__JOB__:
Pick out and copy every line below that has the word "субъектов".

__EXTRACTED INFORMATION__:
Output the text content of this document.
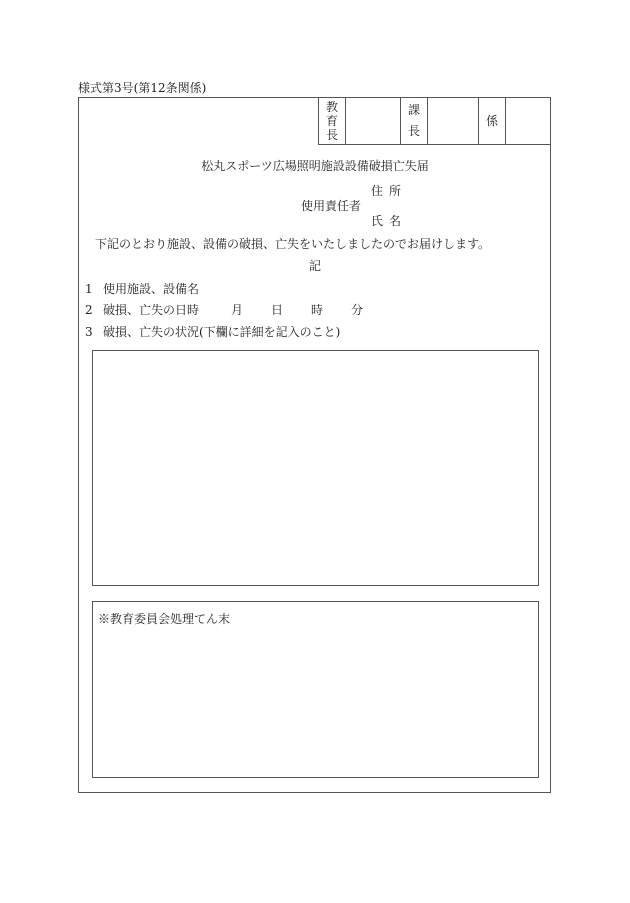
様式第3号(第12条関係)
教
育
長
課
長
係
松丸スポーツ広場照明施設設備破損亡失届
住所
使用責任者
氏名
下記のとおり施設、設備の破損、亡失をいたしましたのでお届けします。
記
1 使用施設、設備名
2 破損、亡失の日時	月 日 時 分
3 破損、亡失の状況(下欄に詳細を記入のこと)
※教育委員会処理てん末
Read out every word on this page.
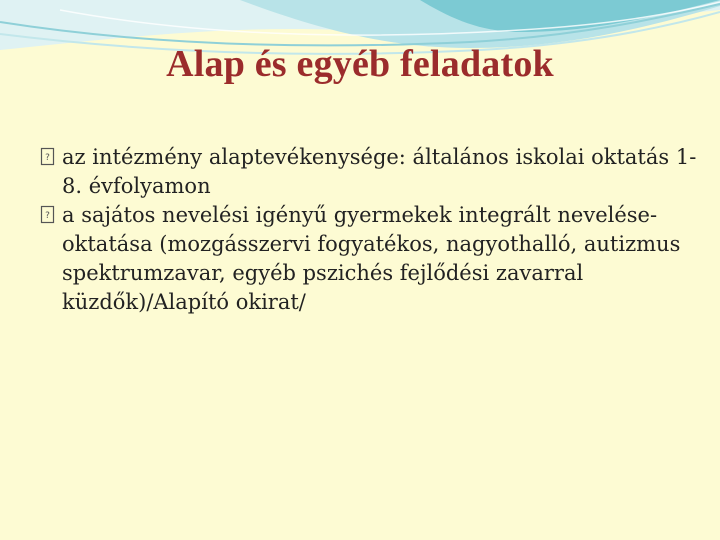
Alap és egyéb feladatok

? az intézmény alaptevékenysége: általános iskolai oktatás 1-8. évfolyamon

? a sajátos nevelési igényű gyermekek integrált nevelése-oktatása (mozgásszervi fogyatékos, nagyothalló, autizmus spektrumzavar, egyéb pszichés fejlődési zavarral küzdők)/Alapító okirat/
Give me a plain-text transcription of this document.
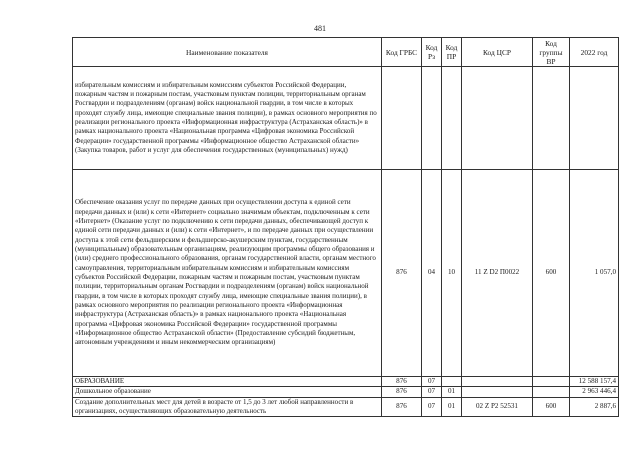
481
Наименование показателя	Код ГРБС	Код Рз	Код ПР	Код ЦСР	Код группы ВР	2022 год
избирательным комиссиям и избирательным комиссиям субъектов Российской Федерации, пожарным частям и пожарным постам, участковым пунктам полиции, территориальным органам Росгвардии и подразделениям (органам) войск национальной гвардии, в том числе в которых проходят службу лица, имеющие специальные звания полиции), в рамках основного мероприятия по реализации регионального проекта «Информационная инфраструктура (Астраханская область)» в рамках национального проекта «Национальная программа «Цифровая экономика Российской Федерации» государственной программы «Информационное общество Астраханской области» (Закупка товаров, работ и услуг для обеспечения государственных (муниципальных) нужд)						
Обеспечение оказания услуг по передаче данных при осуществлении доступа к единой сети передачи данных и (или) к сети «Интернет» социально значимым объектам, подключенным к сети «Интернет» (Оказание услуг по подключению к сети передачи данных, обеспечивающей доступ к единой сети передачи данных и (или) к сети «Интернет», и по передаче данных при осуществлении доступа к этой сети фельдшерским и фельдшерско-акушерским пунктам, государственным (муниципальным) образовательным организациям, реализующим программы общего образования и (или) среднего профессионального образования, органам государственной власти, органам местного самоуправления, территориальным избирательным комиссиям и избирательным комиссиям субъектов Российской Федерации, пожарным частям и пожарным постам, участковым пунктам полиции, территориальным органам Росгвардии и подразделениям (органам) войск национальной гвардии, в том числе в которых проходят службу лица, имеющие специальные звания полиции), в рамках основного мероприятия по реализации регионального проекта «Информационная инфраструктура (Астраханская область)» в рамках национального проекта «Национальная программа «Цифровая экономика Российской Федерации» государственной программы «Информационное общество Астраханской области» (Предоставление субсидий бюджетным, автономным учреждениям и иным некоммерческим организациям)	876	04	10	11 Z D2 П0022	600	1 057,0
ОБРАЗОВАНИЕ	876	07				12 588 157,4
Дошкольное образование	876	07	01			2 963 446,4
Создание дополнительных мест для детей в возрасте от 1,5 до 3 лет любой направленности в организациях, осуществляющих образовательную деятельность	876	07	01	02 Z P2 52531	600	2 887,6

__SOLVED PROBLEM__:
избирательным комиссиям и избирательным комиссиям субъектов Российской Федерации, пожарным частям и пожарным постам, участковым пунктам полиции, территориальным органам Росгвардии и подразделениям (органам) войск национальной гвардии, в том числе в которых проходят службу лица, имеющие специальные звания полиции), в рамках основного мероприятия по реализации регионального проекта «Информационная инфраструктура (Астраханская область)» в рамках национального проекта «Национальная программа «Цифровая экономика Российской Федерации» государственной программы «Информационное общество Астраханской области» (Закупка товаров, работ и услуг для обеспечения государственных (муниципальных) нужд)						
Обеспечение оказания услуг по передаче данных при осуществлении доступа к единой сети передачи данных и (или) к сети «Интернет» социально значимым объектам, подключенным к сети «Интернет» (Оказание услуг по подключению к сети передачи данных, обеспечивающей доступ к единой сети передачи данных и (или) к сети «Интернет», и по передаче данных при осуществлении доступа к этой сети фельдшерским и фельдшерско-акушерским пунктам, государственным (муниципальным) образовательным организациям, реализующим программы общего образования и (или) среднего профессионального образования, органам государственной власти, органам местного самоуправления, территориальным избирательным комиссиям и избирательным комиссиям субъектов Российской Федерации, пожарным частям и пожарным постам, участковым пунктам полиции, территориальным органам Росгвардии и подразделениям (органам) войск национальной гвардии, в том числе в которых проходят службу лица, имеющие специальные звания полиции), в рамках основного мероприятия по реализации регионального проекта «Информационная инфраструктура (Астраханская область)» в рамках национального проекта «Национальная программа «Цифровая экономика Российской Федерации» государственной программы «Информационное общество Астраханской области» (Предоставление субсидий бюджетным, автономным учреждениям и иным некоммерческим организациям)	876	04	10	11 Z D2 П0022	600	1 057,0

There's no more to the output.